- _Instructions for the task_:
Write out all the entries word for word and omit any pictures.

- _Data entries for graphics_:
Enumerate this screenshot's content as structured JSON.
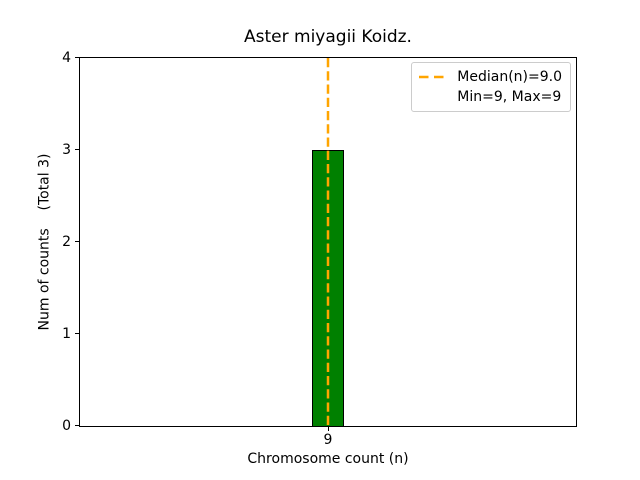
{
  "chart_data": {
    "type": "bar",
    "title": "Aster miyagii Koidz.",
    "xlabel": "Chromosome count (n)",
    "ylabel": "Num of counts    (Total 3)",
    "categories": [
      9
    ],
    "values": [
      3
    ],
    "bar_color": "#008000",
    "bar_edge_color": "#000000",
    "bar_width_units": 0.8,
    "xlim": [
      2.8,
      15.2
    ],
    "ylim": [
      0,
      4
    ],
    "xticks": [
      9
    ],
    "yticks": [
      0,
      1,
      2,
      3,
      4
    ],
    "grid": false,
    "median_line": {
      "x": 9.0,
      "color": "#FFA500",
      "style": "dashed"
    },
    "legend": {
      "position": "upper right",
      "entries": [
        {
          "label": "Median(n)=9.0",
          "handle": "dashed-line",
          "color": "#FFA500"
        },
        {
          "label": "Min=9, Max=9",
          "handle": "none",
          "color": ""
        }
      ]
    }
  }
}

- _Reply_:
Enumerate this screenshot's content as structured JSON.
{
  "chart_data": {
    "type": "bar",
    "title": "Aster miyagii Koidz.",
    "xlabel": "Chromosome count (n)",
    "ylabel": "Num of counts    (Total 3)",
    "categories": [
      9
    ],
    "values": [
      3
    ],
    "bar_color": "#008000",
    "bar_edge_color": "#000000",
    "bar_width_units": 0.8,
    "xlim": [
      2.8,
      15.2
    ],
    "ylim": [
      0,
      4
    ],
    "xticks": [
      9
    ],
    "yticks": [
      0,
      1,
      2,
      3,
      4
    ],
    "grid": false,
    "median_line": {
      "x": 9.0,
      "color": "#FFA500",
      "style": "dashed"
    },
    "legend": {
      "position": "upper right",
      "entries": [
        {
          "label": "Median(n)=9.0",
          "handle": "dashed-line",
          "color": "#FFA500"
        },
        {
          "label": "Min=9, Max=9",
          "handle": "none",
          "color": ""
        }
      ]
    }
  }
}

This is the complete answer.